DOCUMENT EXTRACT.

● ● ● ● ●

05 May 2008
The top players tend to come to the fore at the 888.com World Snooker Championship, but the tournament wouldn't be half as exciting without the occasional shock. Here are the ten biggest jaw-droppers ever seen at the Crucible.
Steve James 13 Stephen Hendry 11
Hendry had announced his arrival as snooker’s new dominant player by winning his first world title in 1990. He went on to win five of the first six ranking events of the following season and looked an impregnable force by the time he reached the last eight at Sheffield. However, he did not reckon for James, a gifted break-builder from Cannock with a passion for fast motor-cycles. James hit full throttle to deny Hendry a semi-final place. Hendry did not lose another match at the Crucible until the 1997 final.
1992 First round.
Peter Ebdon 10 Steve Davis 4
Ebdon had a fine record as a junior, and continued his winning streak when he turned professional, qualifying for the Crucible at his first attempt. However, he was given little chance against Davis, ranked No 2 in the world at the time and one of the favourites for the title. But, sporting a distinctive pony-tail, Ebdon played brilliantly to score a 10-4 victory. He went on to beat Martin Clark 13-4 before losing to Terry Griffiths in the quarter-finals.
1997 First round
Stefan Mazrocis 10 Peter Ebdon 3
Five years later and the tables were turned on Ebdon. This time he was the star to be shot at, having reached the final the previous year and climbed to No 3 in the world. Mazrocis, a journeyman pro of Latvian descent who lived in Leicester before moving base to Holland, was ranked 78 places lower. But he produced the best performance of his career to send Ebdon crashing out with a 10-3 victory. Mazrocis lost 13-9 to Alain Robidoux in the next round.
1978 – Fred Davis reaches semi-finals
A player who won eight world titles reaching the semi-finals would not usually be considered surprising – but it is when you consider that the last of those titles was 22 years earlier. Evergreen Davis was 64 years old when he got to the semis in 1978, beating John Virgo, Dennis Taylor and Patsy Fagan before being narrowly edged out 18-16 by Perrie Mans. Davis last played at the Crucible in 1984 at the age of 70. The only other player over 56 to compete at Sheffield was Eddie Charlton, who lost 10-0 to John Parrott in 1992, aged 62.

● ● ● ● ●

RECORDED INFORMATION.
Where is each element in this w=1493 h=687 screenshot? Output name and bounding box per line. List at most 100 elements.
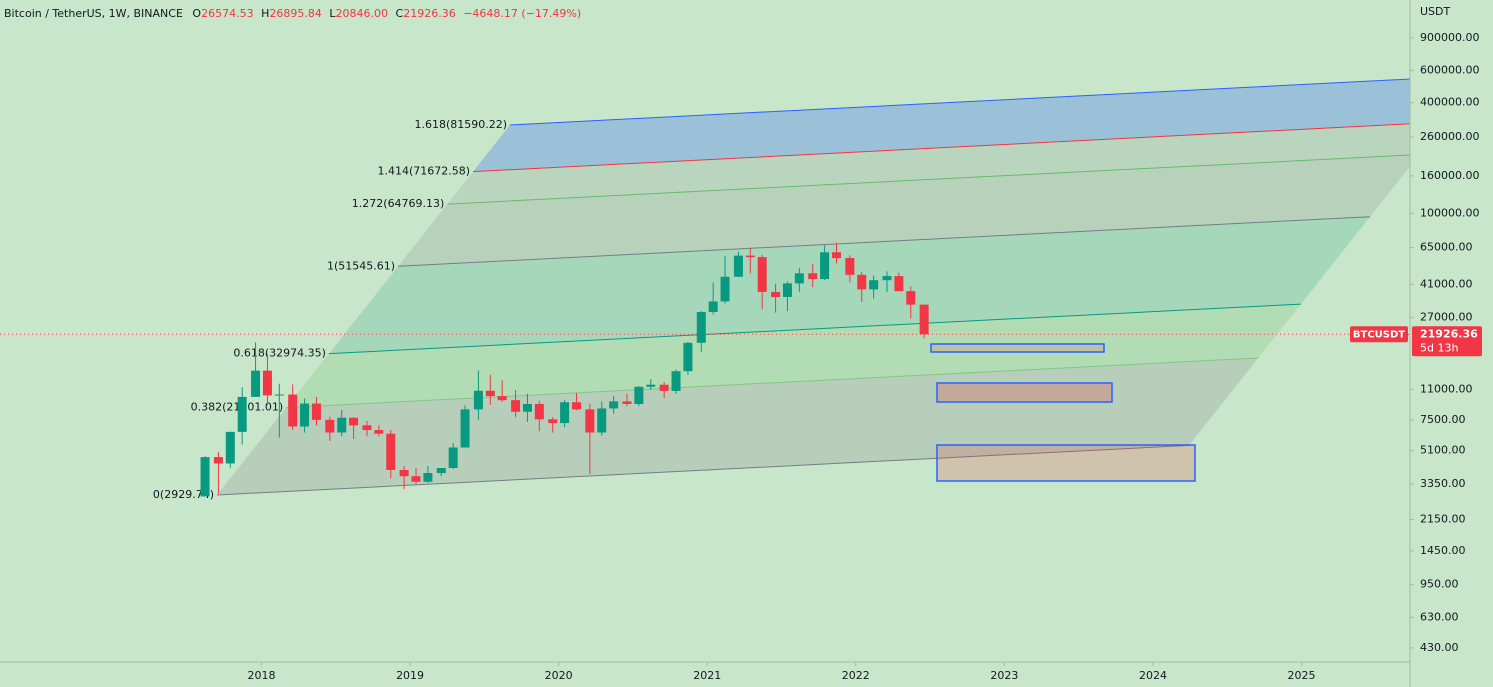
y-tick-label: 950.00 (1420, 578, 1459, 591)
y-tick-label: 160000.00 (1420, 169, 1480, 182)
x-tick-label: 2020 (545, 669, 573, 682)
candle-body (906, 291, 916, 305)
candle-body (399, 469, 409, 477)
candle-body (659, 384, 669, 391)
fib-level (398, 216, 1371, 267)
candle-body (473, 390, 483, 410)
candle-body (497, 396, 507, 401)
x-tick-label: 2022 (842, 669, 870, 682)
candle-body (622, 401, 632, 404)
x-tick-label: 2025 (1288, 669, 1316, 682)
fib-label: 1.618(81590.22) (414, 118, 507, 131)
candle-body (782, 283, 792, 297)
header: Bitcoin / TetherUS, 1W, BINANCE O26574.5… (4, 7, 581, 20)
candle-body (362, 425, 372, 431)
candle-body (771, 291, 781, 297)
candle-body (609, 401, 619, 409)
candle-body (646, 384, 656, 387)
y-tick-label: 400000.00 (1420, 96, 1480, 109)
zones (930, 343, 1196, 482)
candle-body (882, 276, 892, 281)
candle-body (683, 342, 693, 372)
candle-body (325, 419, 335, 433)
candle-body (708, 301, 718, 312)
candle-body (522, 403, 532, 412)
fib-level (447, 154, 1410, 205)
x-tick-label: 2018 (247, 669, 275, 682)
candle-body (696, 311, 706, 343)
price-symbol: BTCUSDT (1353, 329, 1405, 340)
y-tick-label: 430.00 (1420, 641, 1459, 654)
candle-body (745, 255, 755, 258)
fib-band (447, 123, 1410, 205)
candle-body (634, 386, 644, 404)
ohlc-label: L (329, 7, 336, 20)
candle-body (251, 370, 261, 397)
fib-label: 1(51545.61) (327, 259, 395, 272)
ohlc-label: C (396, 7, 404, 20)
candle-body (845, 258, 855, 275)
fib-level (473, 123, 1410, 173)
ohlc-label: H (261, 7, 269, 20)
fib-band (328, 216, 1371, 354)
ohlc-value: 21926.36 (403, 7, 456, 20)
change: −4648.17 (−17.49%) (463, 7, 581, 20)
zone-box[interactable] (936, 382, 1113, 403)
candle-body (200, 457, 210, 497)
candle-body (225, 431, 235, 464)
candle-body (274, 394, 284, 396)
candle-body (460, 409, 470, 448)
candle-body (349, 417, 359, 426)
fib-channel: 0(2929.74) 0.382(21101.01) 0.618(32974.35)… (153, 78, 1410, 501)
candle-body (757, 257, 767, 292)
candle-body (808, 273, 818, 280)
candle-body (300, 403, 310, 427)
candle-body (894, 276, 904, 292)
zone-box[interactable] (930, 343, 1105, 353)
candle-body (448, 447, 458, 468)
candle-body (571, 402, 581, 410)
candle-body (337, 417, 347, 433)
y-tick-label: 260000.00 (1420, 130, 1480, 143)
candle-body (831, 252, 841, 259)
candle-body (534, 403, 544, 420)
x-tick-label: 2021 (693, 669, 721, 682)
fib-band (217, 358, 1259, 495)
fib-band (398, 154, 1410, 267)
candle-body (237, 396, 247, 432)
price-countdown: 5d 13h (1420, 341, 1458, 354)
y-tick-label: 3350.00 (1420, 477, 1466, 490)
x-tick-label: 2024 (1139, 669, 1167, 682)
ohlc-label: O (192, 7, 201, 20)
y-tick-label: 630.00 (1420, 610, 1459, 623)
candle-body (733, 255, 743, 277)
y-tick-label: 41000.00 (1420, 277, 1473, 290)
candle-body (820, 252, 830, 280)
candle-body (720, 276, 730, 302)
candle-body (288, 394, 298, 427)
price-value: 21926.36 (1420, 327, 1478, 340)
fib-level (509, 78, 1410, 126)
candle-body (262, 370, 272, 396)
candle-body (511, 400, 521, 412)
candle-body (311, 403, 321, 420)
fib-label: 0(2929.74) (153, 488, 214, 501)
candle-body (436, 467, 446, 474)
y-tick-label: 27000.00 (1420, 311, 1473, 324)
candle-body (857, 274, 867, 290)
ohlc-value: 20846.00 (336, 7, 389, 20)
y-tick-label: 1450.00 (1420, 544, 1466, 557)
fib-level (328, 303, 1301, 355)
y-tick-label: 11000.00 (1420, 382, 1473, 395)
candle-body (919, 304, 929, 335)
y-axis-title: USDT (1420, 5, 1451, 18)
symbol: Bitcoin / TetherUS, 1W, BINANCE (4, 7, 183, 20)
fib-label: 1.272(64769.13) (352, 197, 445, 210)
zone-box[interactable] (936, 444, 1196, 482)
fib-level (286, 357, 1259, 409)
candle-body (794, 273, 804, 284)
fib-label: 0.618(32974.35) (233, 347, 326, 360)
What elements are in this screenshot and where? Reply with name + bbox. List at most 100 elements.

● ● ● ● ●

YOUR TASK.
Resume the piece on the World Snooker Championship shocks at the Crucible, carrying it on from its last sentence.

EXERCISE RESULT.
6. 2006 Semi-finals
Graeme Dott 17 Ronnie O’Sullivan 11
O’Sullivan had played brilliantly in his previous match to beat Mark Williams and appeared to be on the march to his third world title. He had beaten Dott 18-8 in the final two years earlier and another victory for the Rocket was widely anticipated. O’Sullivan struggled in the first two sessions and stood level at 8-8. What followed was one of the most remarkable sessions in Crucible history as Dott, a 125-1 rank outsider at the start of the tournament, won all eight frames to go 16-8 ahead. He closed out victory 17-11, leaving O’Sullivan, bemused by his own performance, to give his cue away to a fan in the crowd. Dott went on to beat Ebdon in the final.
2005 Second round
Shaun Murphy 13 John Higgins 8
Murphy had never won a match at the Crucible before 2005 and had only once been past the last 16 of a ranking event – that was at the 2004 British Open when Higgins beat him 6-0 in the semi-finals. In-form Higgins was looking for another easy passage to the next round, especially when he led 3-0. But this was Murphy’s time to come of age. With a thrilling brand of attacking play, revealing his tremendous long potting and break-building skills, he swept passed Higgins and went on to beat Steve Davis, Ebdon and Matthew Stevens to claim the title. Age 22, he was the youngest Crucible champion other than Stephen Hendry.
2000 First round
Stuart Bingham 10 Stephen Hendry 7
In 1999, nine years after his first triumph, Hendry captured his seventh world title, breaking the modern day record. He claimed that was his “one remaining ambition in snooker”, but the following year he was still fiercely determined to succeed, and make new headlines as ‘Hendry the Eighth.’ But incredibly, he came unstuck at the first hurdle, beaten 10-7 by Bingham, a barely known cueman from Essex, ranked 92 in the world and making his Crucible debut.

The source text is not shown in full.